** EXERCISE DETAILS **
Work out how many lines contain "текущем". Reply with the count alone.

________________

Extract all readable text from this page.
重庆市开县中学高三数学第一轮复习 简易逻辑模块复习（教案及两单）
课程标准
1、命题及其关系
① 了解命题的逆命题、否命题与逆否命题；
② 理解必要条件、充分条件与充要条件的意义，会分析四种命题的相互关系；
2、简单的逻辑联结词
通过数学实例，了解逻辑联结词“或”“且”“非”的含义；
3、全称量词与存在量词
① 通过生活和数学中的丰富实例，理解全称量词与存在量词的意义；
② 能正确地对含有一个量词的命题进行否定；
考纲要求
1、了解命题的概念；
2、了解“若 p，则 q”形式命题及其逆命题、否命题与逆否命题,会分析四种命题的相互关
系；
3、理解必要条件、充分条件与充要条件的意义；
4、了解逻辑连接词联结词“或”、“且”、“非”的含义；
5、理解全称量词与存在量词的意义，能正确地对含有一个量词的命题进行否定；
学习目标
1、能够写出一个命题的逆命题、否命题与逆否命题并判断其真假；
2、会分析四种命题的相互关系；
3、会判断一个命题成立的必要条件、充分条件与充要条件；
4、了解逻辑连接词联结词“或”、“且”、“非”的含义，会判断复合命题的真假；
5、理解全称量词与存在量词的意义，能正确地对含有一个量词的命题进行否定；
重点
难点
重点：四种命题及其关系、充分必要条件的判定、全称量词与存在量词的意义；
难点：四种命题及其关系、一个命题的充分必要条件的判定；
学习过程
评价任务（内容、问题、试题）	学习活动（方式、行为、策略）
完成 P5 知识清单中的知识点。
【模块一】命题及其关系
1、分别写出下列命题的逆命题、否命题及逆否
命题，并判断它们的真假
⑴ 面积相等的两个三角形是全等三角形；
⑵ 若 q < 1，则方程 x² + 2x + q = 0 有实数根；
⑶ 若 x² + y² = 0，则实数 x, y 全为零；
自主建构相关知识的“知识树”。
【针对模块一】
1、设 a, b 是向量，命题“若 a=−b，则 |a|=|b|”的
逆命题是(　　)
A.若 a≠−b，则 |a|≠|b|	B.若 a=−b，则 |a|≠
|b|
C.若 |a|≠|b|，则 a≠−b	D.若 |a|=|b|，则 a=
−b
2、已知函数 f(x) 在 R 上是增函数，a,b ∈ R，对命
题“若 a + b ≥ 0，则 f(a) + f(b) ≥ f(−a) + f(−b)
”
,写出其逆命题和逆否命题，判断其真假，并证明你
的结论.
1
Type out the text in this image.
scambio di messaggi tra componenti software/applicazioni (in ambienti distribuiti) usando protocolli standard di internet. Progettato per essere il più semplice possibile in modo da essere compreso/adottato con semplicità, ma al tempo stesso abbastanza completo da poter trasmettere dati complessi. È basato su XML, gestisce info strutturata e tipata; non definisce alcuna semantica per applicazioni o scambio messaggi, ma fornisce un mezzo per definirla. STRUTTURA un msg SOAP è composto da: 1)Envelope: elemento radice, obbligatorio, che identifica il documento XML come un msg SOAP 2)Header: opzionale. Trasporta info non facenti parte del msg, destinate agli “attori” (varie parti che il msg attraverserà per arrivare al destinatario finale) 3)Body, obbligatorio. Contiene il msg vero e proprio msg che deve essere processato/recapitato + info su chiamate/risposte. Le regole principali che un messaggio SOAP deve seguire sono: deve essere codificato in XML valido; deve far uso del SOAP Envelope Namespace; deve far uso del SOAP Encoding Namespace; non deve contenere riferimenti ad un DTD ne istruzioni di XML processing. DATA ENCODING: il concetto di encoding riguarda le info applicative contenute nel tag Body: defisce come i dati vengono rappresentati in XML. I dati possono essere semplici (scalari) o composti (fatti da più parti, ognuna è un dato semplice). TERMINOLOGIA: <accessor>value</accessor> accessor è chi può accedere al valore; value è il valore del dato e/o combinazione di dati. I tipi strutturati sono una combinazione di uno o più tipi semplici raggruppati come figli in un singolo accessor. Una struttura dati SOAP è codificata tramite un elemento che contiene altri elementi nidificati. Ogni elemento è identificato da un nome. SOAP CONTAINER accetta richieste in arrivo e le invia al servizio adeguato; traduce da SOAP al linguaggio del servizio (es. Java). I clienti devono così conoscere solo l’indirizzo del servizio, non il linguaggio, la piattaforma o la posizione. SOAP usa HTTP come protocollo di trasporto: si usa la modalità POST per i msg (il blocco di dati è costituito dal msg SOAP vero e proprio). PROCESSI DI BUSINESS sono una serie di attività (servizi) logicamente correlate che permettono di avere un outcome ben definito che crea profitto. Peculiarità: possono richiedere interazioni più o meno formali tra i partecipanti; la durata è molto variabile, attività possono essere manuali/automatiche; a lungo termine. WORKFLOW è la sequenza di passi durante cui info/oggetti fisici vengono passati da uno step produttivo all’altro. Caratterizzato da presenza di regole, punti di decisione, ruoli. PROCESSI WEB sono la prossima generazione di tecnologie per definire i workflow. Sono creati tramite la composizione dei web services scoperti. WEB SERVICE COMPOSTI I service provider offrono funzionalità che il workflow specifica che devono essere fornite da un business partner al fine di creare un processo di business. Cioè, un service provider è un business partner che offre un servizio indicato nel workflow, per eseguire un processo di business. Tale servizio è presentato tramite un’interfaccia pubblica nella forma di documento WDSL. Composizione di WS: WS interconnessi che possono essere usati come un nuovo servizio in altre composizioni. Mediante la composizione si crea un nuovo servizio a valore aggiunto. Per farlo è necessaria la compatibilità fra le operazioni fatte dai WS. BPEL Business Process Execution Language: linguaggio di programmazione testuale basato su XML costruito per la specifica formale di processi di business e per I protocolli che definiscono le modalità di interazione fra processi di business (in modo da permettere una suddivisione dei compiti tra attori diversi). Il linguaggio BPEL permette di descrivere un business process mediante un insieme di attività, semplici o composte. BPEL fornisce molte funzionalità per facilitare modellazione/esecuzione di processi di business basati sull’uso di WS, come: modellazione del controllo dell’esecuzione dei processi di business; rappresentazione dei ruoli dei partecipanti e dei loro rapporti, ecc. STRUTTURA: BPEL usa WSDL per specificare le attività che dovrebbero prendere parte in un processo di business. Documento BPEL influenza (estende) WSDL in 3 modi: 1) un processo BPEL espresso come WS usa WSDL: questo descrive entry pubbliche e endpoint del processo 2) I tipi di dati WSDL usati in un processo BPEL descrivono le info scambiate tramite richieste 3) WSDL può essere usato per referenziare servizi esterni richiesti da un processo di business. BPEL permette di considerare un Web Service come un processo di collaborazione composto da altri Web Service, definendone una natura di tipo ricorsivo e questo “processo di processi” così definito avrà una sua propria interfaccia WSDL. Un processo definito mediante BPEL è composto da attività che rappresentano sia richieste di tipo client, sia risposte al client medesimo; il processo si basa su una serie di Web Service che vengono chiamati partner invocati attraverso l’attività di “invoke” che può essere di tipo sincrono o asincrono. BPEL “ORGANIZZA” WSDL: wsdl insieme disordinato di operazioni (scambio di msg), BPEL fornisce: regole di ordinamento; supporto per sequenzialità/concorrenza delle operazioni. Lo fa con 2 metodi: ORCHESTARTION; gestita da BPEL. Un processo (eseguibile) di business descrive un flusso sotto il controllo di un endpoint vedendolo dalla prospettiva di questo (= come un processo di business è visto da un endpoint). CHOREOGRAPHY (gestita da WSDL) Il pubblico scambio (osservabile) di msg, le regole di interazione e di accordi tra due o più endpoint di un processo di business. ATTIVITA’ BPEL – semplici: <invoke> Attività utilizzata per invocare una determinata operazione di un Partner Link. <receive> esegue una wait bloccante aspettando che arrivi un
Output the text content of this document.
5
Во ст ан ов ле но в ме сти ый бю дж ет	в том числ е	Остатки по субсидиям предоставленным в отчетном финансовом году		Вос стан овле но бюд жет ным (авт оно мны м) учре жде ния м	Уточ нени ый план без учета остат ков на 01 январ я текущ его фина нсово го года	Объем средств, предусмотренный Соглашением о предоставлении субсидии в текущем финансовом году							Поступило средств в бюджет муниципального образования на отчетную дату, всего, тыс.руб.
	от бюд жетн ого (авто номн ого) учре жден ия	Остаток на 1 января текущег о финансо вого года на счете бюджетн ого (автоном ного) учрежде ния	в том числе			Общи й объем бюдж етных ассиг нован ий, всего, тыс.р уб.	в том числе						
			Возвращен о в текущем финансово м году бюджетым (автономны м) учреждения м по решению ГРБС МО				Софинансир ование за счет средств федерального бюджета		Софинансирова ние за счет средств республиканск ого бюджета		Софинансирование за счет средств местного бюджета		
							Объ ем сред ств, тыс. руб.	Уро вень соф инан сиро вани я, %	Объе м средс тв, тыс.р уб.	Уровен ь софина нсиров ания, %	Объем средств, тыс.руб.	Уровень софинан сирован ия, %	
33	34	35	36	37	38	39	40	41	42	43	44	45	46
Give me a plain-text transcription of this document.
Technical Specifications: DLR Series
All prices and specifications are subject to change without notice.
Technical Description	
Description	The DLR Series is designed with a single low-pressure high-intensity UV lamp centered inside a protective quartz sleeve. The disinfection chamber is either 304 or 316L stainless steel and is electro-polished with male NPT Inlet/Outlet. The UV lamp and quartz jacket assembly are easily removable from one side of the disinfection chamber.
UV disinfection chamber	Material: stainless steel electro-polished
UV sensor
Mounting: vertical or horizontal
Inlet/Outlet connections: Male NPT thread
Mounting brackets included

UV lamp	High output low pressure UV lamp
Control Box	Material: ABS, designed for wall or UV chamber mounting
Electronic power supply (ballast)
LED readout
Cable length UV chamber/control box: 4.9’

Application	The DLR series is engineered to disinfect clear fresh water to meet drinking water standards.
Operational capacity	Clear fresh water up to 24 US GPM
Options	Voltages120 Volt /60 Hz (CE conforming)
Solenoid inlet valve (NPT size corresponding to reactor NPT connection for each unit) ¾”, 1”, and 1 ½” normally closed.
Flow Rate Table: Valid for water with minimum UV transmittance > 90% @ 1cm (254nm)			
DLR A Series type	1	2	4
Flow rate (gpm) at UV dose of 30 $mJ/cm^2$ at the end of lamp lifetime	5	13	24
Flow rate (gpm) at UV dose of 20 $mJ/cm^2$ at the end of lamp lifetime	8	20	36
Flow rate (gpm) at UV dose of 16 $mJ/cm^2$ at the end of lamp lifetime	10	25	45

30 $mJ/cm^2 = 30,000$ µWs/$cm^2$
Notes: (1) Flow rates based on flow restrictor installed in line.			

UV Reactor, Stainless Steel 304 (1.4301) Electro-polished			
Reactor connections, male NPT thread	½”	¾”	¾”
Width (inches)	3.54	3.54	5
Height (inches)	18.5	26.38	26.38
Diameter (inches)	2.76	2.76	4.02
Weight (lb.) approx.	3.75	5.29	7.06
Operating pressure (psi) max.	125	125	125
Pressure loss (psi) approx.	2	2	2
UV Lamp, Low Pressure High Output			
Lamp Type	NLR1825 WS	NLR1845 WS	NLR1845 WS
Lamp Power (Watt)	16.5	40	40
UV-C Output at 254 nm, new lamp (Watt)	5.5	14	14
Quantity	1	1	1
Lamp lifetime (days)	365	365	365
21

________________

** FINAL RESULT **
2